▶ [OBJECTIVE]
Each entry below must be repeated word for word.

▶ [SOURCE RECORDS]
-=-=-=-=-
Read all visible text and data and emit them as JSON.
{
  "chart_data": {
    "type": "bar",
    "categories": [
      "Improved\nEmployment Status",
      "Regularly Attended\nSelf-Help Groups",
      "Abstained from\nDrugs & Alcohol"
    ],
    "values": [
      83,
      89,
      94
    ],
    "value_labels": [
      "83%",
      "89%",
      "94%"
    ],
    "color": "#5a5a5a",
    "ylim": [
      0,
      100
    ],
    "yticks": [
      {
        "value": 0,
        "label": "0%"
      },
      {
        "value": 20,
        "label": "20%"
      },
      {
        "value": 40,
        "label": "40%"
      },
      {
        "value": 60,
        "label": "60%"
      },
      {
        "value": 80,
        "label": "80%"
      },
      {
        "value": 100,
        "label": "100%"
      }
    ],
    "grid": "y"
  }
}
-=-=-=-=-
▶ [EXPECTED OUTPUT]
Read all visible text and data and emit them as JSON.
{
  "chart_data": {
    "type": "bar",
    "categories": [
      "Improved\nEmployment Status",
      "Regularly Attended\nSelf-Help Groups",
      "Abstained from\nDrugs & Alcohol"
    ],
    "values": [
      83,
      89,
      94
    ],
    "value_labels": [
      "83%",
      "89%",
      "94%"
    ],
    "color": "#5a5a5a",
    "ylim": [
      0,
      100
    ],
    "yticks": [
      {
        "value": 0,
        "label": "0%"
      },
      {
        "value": 20,
        "label": "20%"
      },
      {
        "value": 40,
        "label": "40%"
      },
      {
        "value": 60,
        "label": "60%"
      },
      {
        "value": 80,
        "label": "80%"
      },
      {
        "value": 100,
        "label": "100%"
      }
    ],
    "grid": "y"
  }
}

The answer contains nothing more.